Exercise directions: Restate the records in their entirety, word for word.

Stored data:
○ ○ ○ ○

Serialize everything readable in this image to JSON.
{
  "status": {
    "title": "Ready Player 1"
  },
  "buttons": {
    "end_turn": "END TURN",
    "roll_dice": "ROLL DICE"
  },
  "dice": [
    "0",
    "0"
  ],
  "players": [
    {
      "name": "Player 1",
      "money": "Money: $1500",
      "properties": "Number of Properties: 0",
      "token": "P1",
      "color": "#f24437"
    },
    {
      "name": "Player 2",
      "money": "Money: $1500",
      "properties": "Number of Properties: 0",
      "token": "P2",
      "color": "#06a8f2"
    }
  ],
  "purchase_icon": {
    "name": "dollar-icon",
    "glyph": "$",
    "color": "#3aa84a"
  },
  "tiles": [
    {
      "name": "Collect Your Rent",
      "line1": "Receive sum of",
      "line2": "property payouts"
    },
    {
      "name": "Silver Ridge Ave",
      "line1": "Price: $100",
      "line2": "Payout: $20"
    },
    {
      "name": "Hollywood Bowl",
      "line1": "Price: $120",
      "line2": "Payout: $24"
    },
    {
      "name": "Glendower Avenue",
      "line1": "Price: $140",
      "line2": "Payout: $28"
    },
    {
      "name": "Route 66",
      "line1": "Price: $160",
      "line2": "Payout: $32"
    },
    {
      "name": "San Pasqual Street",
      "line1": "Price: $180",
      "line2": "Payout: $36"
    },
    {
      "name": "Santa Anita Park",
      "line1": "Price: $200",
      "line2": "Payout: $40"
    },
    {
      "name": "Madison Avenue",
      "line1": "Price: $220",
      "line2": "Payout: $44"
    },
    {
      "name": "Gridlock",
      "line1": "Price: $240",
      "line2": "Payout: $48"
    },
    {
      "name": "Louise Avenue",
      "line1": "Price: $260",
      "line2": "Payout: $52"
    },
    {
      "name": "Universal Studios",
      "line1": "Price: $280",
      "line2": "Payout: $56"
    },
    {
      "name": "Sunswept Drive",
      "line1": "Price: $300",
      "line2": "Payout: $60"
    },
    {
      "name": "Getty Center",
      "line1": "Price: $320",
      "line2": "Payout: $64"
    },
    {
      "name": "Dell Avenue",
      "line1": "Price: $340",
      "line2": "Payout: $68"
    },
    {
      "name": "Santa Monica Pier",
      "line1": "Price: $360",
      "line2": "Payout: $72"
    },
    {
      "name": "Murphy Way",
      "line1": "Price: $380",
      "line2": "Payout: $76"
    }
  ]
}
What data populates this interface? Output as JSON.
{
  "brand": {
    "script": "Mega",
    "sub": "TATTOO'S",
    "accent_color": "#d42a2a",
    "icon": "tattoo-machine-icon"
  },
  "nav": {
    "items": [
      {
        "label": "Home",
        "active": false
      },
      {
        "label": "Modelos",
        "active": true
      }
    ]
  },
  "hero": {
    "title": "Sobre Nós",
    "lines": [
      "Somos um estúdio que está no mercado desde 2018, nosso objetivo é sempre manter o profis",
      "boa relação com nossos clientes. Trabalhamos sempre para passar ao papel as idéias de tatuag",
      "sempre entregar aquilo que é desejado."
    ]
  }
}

○ ○ ○ ○

Task answer:
Serialize everything readable in this image to JSON.
{
  "status": {
    "title": "Ready Player 1"
  },
  "buttons": {
    "end_turn": "END TURN",
    "roll_dice": "ROLL DICE"
  },
  "dice": [
    "0",
    "0"
  ],
  "players": [
    {
      "name": "Player 1",
      "money": "Money: $1500",
      "properties": "Number of Properties: 0",
      "token": "P1",
      "color": "#f24437"
    },
    {
      "name": "Player 2",
      "money": "Money: $1500",
      "properties": "Number of Properties: 0",
      "token": "P2",
      "color": "#06a8f2"
    }
  ],
  "purchase_icon": {
    "name": "dollar-icon",
    "glyph": "$",
    "color": "#3aa84a"
  },
  "tiles": [
    {
      "name": "Collect Your Rent",
      "line1": "Receive sum of",
      "line2": "property payouts"
    },
    {
      "name": "Silver Ridge Ave",
      "line1": "Price: $100",
      "line2": "Payout: $20"
    },
    {
      "name": "Hollywood Bowl",
      "line1": "Price: $120",
      "line2": "Payout: $24"
    },
    {
      "name": "Glendower Avenue",
      "line1": "Price: $140",
      "line2": "Payout: $28"
    },
    {
      "name": "Route 66",
      "line1": "Price: $160",
      "line2": "Payout: $32"
    },
    {
      "name": "San Pasqual Street",
      "line1": "Price: $180",
      "line2": "Payout: $36"
    },
    {
      "name": "Santa Anita Park",
      "line1": "Price: $200",
      "line2": "Payout: $40"
    },
    {
      "name": "Madison Avenue",
      "line1": "Price: $220",
      "line2": "Payout: $44"
    },
    {
      "name": "Gridlock",
      "line1": "Price: $240",
      "line2": "Payout: $48"
    },
    {
      "name": "Louise Avenue",
      "line1": "Price: $260",
      "line2": "Payout: $52"
    },
    {
      "name": "Universal Studios",
      "line1": "Price: $280",
      "line2": "Payout: $56"
    },
    {
      "name": "Sunswept Drive",
      "line1": "Price: $300",
      "line2": "Payout: $60"
    },
    {
      "name": "Getty Center",
      "line1": "Price: $320",
      "line2": "Payout: $64"
    },
    {
      "name": "Dell Avenue",
      "line1": "Price: $340",
      "line2": "Payout: $68"
    },
    {
      "name": "Santa Monica Pier",
      "line1": "Price: $360",
      "line2": "Payout: $72"
    },
    {
      "name": "Murphy Way",
      "line1": "Price: $380",
      "line2": "Payout: $76"
    }
  ]
}
What data populates this interface? Output as JSON.
{
  "brand": {
    "script": "Mega",
    "sub": "TATTOO'S",
    "accent_color": "#d42a2a",
    "icon": "tattoo-machine-icon"
  },
  "nav": {
    "items": [
      {
        "label": "Home",
        "active": false
      },
      {
        "label": "Modelos",
        "active": true
      }
    ]
  },
  "hero": {
    "title": "Sobre Nós",
    "lines": [
      "Somos um estúdio que está no mercado desde 2018, nosso objetivo é sempre manter o profis",
      "boa relação com nossos clientes. Trabalhamos sempre para passar ao papel as idéias de tatuag",
      "sempre entregar aquilo que é desejado."
    ]
  }
}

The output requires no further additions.